(Records excerpted from a collection)
★ ★ ★

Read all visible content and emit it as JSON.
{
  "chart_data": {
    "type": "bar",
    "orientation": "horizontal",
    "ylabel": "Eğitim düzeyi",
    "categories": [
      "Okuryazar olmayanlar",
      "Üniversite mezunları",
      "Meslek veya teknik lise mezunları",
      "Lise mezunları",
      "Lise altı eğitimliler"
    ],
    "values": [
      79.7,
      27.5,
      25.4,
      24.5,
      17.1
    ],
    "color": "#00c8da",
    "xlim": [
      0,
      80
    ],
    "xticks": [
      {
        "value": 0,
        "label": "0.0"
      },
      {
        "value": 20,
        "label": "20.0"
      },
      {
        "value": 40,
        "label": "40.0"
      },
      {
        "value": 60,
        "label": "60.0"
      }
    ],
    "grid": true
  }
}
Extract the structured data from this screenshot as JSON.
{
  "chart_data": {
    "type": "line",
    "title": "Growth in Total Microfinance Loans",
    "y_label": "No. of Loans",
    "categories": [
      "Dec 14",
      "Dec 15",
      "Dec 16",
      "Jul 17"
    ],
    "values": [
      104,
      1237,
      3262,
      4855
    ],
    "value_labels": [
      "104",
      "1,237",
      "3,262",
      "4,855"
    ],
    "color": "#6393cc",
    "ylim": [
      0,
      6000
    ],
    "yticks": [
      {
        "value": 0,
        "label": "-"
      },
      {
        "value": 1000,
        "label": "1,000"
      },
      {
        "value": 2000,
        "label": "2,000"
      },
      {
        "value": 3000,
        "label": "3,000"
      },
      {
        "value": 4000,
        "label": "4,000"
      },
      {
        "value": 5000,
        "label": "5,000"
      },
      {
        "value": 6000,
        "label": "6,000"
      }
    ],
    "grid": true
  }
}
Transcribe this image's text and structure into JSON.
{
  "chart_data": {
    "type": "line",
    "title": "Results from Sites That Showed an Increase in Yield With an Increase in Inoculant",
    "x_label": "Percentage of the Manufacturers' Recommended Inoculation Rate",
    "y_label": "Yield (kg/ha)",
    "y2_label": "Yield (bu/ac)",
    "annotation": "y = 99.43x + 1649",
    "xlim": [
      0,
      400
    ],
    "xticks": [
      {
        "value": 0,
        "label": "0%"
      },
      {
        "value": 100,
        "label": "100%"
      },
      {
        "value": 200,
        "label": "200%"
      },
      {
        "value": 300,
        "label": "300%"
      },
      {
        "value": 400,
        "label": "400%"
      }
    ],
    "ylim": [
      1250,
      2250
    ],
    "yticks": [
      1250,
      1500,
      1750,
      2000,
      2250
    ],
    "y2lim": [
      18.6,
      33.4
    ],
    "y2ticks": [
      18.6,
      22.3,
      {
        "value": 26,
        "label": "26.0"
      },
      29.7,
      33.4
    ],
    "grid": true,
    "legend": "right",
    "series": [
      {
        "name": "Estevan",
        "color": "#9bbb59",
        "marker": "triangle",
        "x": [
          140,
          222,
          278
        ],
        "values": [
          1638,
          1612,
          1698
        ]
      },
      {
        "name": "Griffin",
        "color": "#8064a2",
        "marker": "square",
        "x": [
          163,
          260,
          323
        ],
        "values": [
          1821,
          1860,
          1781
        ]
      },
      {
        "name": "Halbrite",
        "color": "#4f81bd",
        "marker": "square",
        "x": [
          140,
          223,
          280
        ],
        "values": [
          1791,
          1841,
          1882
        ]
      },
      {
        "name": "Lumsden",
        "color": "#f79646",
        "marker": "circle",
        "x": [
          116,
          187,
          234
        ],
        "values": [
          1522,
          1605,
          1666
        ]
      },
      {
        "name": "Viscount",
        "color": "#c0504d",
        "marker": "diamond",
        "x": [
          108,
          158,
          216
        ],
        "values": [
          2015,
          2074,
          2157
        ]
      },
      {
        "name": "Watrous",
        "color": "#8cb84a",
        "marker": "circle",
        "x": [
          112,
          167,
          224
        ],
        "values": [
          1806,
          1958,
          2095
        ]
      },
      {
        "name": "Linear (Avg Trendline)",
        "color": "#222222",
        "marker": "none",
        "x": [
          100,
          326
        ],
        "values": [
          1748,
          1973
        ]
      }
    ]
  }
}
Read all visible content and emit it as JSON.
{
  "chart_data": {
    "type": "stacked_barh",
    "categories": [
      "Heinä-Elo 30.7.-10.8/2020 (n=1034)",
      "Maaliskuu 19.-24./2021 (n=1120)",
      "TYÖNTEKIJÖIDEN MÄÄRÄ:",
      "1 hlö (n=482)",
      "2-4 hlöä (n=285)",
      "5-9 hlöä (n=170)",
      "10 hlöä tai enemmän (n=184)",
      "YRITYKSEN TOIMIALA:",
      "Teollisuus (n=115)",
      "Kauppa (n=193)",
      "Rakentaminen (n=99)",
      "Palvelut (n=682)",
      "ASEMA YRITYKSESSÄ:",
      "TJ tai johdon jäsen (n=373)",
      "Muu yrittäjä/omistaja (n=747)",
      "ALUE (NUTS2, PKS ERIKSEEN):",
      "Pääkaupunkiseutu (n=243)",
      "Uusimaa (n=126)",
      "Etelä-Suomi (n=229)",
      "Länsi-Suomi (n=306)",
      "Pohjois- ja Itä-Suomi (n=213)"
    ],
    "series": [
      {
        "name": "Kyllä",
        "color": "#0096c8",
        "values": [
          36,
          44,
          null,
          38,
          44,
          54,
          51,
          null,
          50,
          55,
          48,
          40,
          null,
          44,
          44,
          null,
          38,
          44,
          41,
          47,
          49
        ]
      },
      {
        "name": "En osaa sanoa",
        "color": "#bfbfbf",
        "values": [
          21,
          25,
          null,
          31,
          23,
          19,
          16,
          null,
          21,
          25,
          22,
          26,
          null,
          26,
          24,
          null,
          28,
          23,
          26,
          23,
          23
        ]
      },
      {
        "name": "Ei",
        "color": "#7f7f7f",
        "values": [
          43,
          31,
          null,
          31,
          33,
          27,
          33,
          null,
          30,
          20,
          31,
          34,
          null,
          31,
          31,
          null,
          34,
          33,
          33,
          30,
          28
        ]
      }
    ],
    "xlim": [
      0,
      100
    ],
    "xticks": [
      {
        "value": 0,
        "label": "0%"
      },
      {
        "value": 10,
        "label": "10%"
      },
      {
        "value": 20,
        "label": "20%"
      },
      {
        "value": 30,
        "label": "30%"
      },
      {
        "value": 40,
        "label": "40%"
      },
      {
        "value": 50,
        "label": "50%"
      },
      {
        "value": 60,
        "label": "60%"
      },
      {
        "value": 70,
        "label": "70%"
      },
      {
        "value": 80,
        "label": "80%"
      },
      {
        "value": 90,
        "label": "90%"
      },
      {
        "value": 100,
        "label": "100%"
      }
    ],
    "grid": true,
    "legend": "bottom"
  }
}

★ ★ ★

■ **EXERCISE BRIEF**: Check each line above for the word "type" and say how many have it, with nothing else.

■ **FULL SOLUTION**: 4